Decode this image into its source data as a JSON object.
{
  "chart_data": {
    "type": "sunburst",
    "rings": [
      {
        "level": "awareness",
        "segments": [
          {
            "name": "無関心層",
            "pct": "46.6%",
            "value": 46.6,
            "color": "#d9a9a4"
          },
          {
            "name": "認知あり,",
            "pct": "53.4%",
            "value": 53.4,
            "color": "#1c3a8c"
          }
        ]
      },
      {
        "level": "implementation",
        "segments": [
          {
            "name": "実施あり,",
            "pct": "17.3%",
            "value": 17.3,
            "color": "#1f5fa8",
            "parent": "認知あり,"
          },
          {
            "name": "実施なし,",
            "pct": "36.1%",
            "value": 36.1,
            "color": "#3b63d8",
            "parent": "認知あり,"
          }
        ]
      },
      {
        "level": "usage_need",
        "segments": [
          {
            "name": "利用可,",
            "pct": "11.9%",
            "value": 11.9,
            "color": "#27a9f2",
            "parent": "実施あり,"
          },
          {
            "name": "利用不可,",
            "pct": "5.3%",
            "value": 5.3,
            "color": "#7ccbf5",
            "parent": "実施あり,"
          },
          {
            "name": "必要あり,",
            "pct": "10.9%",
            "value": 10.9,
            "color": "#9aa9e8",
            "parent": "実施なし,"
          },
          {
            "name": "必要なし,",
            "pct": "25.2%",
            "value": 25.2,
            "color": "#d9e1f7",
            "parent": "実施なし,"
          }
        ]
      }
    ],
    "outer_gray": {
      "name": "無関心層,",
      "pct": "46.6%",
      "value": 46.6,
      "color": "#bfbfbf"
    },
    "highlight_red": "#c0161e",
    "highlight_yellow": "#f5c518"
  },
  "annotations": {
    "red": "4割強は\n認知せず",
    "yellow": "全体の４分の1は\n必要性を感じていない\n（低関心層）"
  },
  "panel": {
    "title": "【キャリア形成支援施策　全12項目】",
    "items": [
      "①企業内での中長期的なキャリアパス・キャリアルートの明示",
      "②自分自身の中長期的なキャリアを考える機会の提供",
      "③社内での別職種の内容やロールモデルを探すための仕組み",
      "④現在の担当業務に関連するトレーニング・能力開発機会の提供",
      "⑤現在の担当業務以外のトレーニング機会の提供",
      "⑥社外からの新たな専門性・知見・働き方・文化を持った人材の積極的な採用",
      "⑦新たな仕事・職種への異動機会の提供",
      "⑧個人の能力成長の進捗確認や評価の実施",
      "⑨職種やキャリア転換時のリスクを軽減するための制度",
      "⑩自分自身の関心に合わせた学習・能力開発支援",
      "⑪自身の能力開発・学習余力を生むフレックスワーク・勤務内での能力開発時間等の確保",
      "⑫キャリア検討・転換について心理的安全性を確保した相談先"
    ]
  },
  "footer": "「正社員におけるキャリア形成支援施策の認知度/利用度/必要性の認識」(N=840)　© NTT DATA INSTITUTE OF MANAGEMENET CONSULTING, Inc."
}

- - -

Reproduce all of the entries word for word.

▸ **EXERCISE OUTPUT**:
Decode this image into its source data as a JSON object.
{
  "chart_data": {
    "type": "sunburst",
    "rings": [
      {
        "level": "awareness",
        "segments": [
          {
            "name": "無関心層",
            "pct": "46.6%",
            "value": 46.6,
            "color": "#d9a9a4"
          },
          {
            "name": "認知あり,",
            "pct": "53.4%",
            "value": 53.4,
            "color": "#1c3a8c"
          }
        ]
      },
      {
        "level": "implementation",
        "segments": [
          {
            "name": "実施あり,",
            "pct": "17.3%",
            "value": 17.3,
            "color": "#1f5fa8",
            "parent": "認知あり,"
          },
          {
            "name": "実施なし,",
            "pct": "36.1%",
            "value": 36.1,
            "color": "#3b63d8",
            "parent": "認知あり,"
          }
        ]
      },
      {
        "level": "usage_need",
        "segments": [
          {
            "name": "利用可,",
            "pct": "11.9%",
            "value": 11.9,
            "color": "#27a9f2",
            "parent": "実施あり,"
          },
          {
            "name": "利用不可,",
            "pct": "5.3%",
            "value": 5.3,
            "color": "#7ccbf5",
            "parent": "実施あり,"
          },
          {
            "name": "必要あり,",
            "pct": "10.9%",
            "value": 10.9,
            "color": "#9aa9e8",
            "parent": "実施なし,"
          },
          {
            "name": "必要なし,",
            "pct": "25.2%",
            "value": 25.2,
            "color": "#d9e1f7",
            "parent": "実施なし,"
          }
        ]
      }
    ],
    "outer_gray": {
      "name": "無関心層,",
      "pct": "46.6%",
      "value": 46.6,
      "color": "#bfbfbf"
    },
    "highlight_red": "#c0161e",
    "highlight_yellow": "#f5c518"
  },
  "annotations": {
    "red": "4割強は\n認知せず",
    "yellow": "全体の４分の1は\n必要性を感じていない\n（低関心層）"
  },
  "panel": {
    "title": "【キャリア形成支援施策　全12項目】",
    "items": [
      "①企業内での中長期的なキャリアパス・キャリアルートの明示",
      "②自分自身の中長期的なキャリアを考える機会の提供",
      "③社内での別職種の内容やロールモデルを探すための仕組み",
      "④現在の担当業務に関連するトレーニング・能力開発機会の提供",
      "⑤現在の担当業務以外のトレーニング機会の提供",
      "⑥社外からの新たな専門性・知見・働き方・文化を持った人材の積極的な採用",
      "⑦新たな仕事・職種への異動機会の提供",
      "⑧個人の能力成長の進捗確認や評価の実施",
      "⑨職種やキャリア転換時のリスクを軽減するための制度",
      "⑩自分自身の関心に合わせた学習・能力開発支援",
      "⑪自身の能力開発・学習余力を生むフレックスワーク・勤務内での能力開発時間等の確保",
      "⑫キャリア検討・転換について心理的安全性を確保した相談先"
    ]
  },
  "footer": "「正社員におけるキャリア形成支援施策の認知度/利用度/必要性の認識」(N=840)　© NTT DATA INSTITUTE OF MANAGEMENET CONSULTING, Inc."
}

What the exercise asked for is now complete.